> Written request
Quote every line of the material beneath this one.

> Exercise input
● ● ● ● ● ● ●

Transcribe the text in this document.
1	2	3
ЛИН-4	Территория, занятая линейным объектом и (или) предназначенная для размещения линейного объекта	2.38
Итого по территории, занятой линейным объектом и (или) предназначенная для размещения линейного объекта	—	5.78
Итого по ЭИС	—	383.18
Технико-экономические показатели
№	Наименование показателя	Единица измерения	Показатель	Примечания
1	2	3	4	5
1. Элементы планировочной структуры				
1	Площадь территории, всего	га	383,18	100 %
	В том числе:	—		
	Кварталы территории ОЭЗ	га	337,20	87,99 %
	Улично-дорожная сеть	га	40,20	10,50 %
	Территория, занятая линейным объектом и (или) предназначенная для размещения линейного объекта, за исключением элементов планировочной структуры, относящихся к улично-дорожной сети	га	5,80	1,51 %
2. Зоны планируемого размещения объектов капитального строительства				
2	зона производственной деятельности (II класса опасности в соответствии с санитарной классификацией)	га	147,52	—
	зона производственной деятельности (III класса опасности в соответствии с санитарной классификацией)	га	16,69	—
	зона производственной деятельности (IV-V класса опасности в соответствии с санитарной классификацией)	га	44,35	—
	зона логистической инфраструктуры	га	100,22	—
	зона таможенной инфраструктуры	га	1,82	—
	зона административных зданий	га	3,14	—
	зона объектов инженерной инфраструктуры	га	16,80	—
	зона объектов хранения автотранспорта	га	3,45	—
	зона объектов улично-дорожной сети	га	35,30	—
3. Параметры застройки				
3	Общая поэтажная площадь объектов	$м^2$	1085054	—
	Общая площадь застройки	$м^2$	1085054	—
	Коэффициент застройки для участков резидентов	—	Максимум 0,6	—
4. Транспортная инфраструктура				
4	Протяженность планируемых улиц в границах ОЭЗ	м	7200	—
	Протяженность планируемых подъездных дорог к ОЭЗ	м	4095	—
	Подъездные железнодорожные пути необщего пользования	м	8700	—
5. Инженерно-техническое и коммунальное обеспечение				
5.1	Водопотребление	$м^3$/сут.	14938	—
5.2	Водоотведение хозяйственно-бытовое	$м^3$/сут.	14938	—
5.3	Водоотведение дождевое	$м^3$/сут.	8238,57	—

● ● ● ● ● ● ●

> Reply to the task
Transcribe the text in this document.
1	2	3
ЛИН-4	Территория, занятая линейным объектом и (или) предназначенная для размещения линейного объекта	2.38
Итого по территории, занятой линейным объектом и (или) предназначенная для размещения линейного объекта	—	5.78
Итого по ЭИС	—	383.18
Технико-экономические показатели
№	Наименование показателя	Единица измерения	Показатель	Примечания
1	2	3	4	5
1. Элементы планировочной структуры				
1	Площадь территории, всего	га	383,18	100 %
	В том числе:	—		
	Кварталы территории ОЭЗ	га	337,20	87,99 %
	Улично-дорожная сеть	га	40,20	10,50 %
	Территория, занятая линейным объектом и (или) предназначенная для размещения линейного объекта, за исключением элементов планировочной структуры, относящихся к улично-дорожной сети	га	5,80	1,51 %
2. Зоны планируемого размещения объектов капитального строительства				
2	зона производственной деятельности (II класса опасности в соответствии с санитарной классификацией)	га	147,52	—
	зона производственной деятельности (III класса опасности в соответствии с санитарной классификацией)	га	16,69	—
	зона производственной деятельности (IV-V класса опасности в соответствии с санитарной классификацией)	га	44,35	—
	зона логистической инфраструктуры	га	100,22	—
	зона таможенной инфраструктуры	га	1,82	—
	зона административных зданий	га	3,14	—
	зона объектов инженерной инфраструктуры	га	16,80	—
	зона объектов хранения автотранспорта	га	3,45	—
	зона объектов улично-дорожной сети	га	35,30	—
3. Параметры застройки				
3	Общая поэтажная площадь объектов	$м^2$	1085054	—
	Общая площадь застройки	$м^2$	1085054	—
	Коэффициент застройки для участков резидентов	—	Максимум 0,6	—
4. Транспортная инфраструктура				
4	Протяженность планируемых улиц в границах ОЭЗ	м	7200	—
	Протяженность планируемых подъездных дорог к ОЭЗ	м	4095	—
	Подъездные железнодорожные пути необщего пользования	м	8700	—
5. Инженерно-техническое и коммунальное обеспечение				
5.1	Водопотребление	$м^3$/сут.	14938	—
5.2	Водоотведение хозяйственно-бытовое	$м^3$/сут.	14938	—
5.3	Водоотведение дождевое	$м^3$/сут.	8238,57	—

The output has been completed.